Problem requirements:
Report each line of the data that has "спрятать" somewhere in it.

Task data:

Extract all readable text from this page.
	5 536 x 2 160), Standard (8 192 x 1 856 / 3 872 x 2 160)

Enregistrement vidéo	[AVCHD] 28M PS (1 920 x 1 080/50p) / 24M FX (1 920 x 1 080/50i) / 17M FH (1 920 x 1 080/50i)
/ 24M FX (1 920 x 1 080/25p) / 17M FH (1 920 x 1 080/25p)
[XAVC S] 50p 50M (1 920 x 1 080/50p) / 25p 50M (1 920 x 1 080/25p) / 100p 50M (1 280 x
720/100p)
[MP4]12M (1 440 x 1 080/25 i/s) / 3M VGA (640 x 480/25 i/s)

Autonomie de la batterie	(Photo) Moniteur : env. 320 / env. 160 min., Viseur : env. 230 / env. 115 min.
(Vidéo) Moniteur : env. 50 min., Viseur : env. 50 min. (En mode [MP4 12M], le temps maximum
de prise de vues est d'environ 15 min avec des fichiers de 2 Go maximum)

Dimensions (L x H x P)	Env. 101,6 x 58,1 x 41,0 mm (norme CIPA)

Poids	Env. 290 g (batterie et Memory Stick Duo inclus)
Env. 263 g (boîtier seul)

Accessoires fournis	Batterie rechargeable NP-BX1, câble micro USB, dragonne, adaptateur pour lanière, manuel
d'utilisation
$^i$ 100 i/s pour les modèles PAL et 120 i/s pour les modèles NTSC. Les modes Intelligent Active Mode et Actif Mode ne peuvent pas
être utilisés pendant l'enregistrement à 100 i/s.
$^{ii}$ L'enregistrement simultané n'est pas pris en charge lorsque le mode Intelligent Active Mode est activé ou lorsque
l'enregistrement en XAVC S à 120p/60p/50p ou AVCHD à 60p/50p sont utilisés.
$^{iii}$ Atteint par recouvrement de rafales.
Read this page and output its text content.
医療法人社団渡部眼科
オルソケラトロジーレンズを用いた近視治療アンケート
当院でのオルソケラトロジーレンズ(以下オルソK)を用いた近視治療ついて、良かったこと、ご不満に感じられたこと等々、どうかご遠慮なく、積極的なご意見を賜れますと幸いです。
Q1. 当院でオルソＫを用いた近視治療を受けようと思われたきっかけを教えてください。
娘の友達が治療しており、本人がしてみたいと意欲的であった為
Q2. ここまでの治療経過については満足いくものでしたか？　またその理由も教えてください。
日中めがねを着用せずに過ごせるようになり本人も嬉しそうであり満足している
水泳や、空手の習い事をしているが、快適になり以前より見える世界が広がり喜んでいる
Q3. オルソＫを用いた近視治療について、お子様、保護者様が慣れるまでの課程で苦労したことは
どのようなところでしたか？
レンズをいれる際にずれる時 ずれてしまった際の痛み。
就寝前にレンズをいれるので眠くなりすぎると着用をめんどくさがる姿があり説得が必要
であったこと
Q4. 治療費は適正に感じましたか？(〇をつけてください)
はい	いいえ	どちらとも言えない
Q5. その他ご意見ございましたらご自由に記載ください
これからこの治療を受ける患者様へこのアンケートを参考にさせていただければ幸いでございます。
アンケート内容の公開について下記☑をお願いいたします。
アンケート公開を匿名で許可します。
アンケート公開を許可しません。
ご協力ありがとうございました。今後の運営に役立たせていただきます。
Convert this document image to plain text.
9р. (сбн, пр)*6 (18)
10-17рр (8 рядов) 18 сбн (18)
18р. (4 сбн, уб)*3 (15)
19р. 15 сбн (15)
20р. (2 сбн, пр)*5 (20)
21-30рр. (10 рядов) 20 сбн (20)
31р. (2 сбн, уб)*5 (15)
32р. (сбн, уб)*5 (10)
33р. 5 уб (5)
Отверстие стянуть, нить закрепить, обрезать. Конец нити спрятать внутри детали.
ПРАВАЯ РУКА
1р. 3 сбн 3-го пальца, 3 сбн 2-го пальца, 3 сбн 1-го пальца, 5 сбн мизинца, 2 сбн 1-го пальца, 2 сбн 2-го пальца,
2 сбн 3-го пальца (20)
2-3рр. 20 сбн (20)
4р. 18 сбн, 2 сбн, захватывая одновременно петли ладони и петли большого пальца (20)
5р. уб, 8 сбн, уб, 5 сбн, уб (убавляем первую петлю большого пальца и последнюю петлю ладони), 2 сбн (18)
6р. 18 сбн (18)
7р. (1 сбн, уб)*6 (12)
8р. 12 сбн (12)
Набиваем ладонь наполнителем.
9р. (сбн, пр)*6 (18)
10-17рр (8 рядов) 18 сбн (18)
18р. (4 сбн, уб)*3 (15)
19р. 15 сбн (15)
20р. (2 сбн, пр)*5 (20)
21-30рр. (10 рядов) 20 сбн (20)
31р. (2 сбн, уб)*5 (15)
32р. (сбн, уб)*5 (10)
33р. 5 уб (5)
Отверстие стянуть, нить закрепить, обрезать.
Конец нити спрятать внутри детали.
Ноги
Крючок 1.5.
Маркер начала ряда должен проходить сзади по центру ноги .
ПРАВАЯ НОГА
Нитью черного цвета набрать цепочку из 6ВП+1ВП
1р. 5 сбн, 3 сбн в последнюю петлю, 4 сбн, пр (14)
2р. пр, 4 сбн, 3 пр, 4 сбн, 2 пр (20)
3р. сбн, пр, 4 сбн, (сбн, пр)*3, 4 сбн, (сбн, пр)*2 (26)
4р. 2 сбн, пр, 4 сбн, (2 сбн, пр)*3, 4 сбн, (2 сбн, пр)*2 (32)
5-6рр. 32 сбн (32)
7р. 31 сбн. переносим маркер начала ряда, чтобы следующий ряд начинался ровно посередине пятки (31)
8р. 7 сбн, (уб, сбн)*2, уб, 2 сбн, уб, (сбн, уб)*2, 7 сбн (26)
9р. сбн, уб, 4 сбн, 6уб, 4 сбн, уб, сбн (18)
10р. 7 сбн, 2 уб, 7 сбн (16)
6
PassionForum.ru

Reply to the task:
Отверстие стянуть, нить закрепить, обрезать. Конец нити спрятать внутри детали.
Конец нити спрятать внутри детали.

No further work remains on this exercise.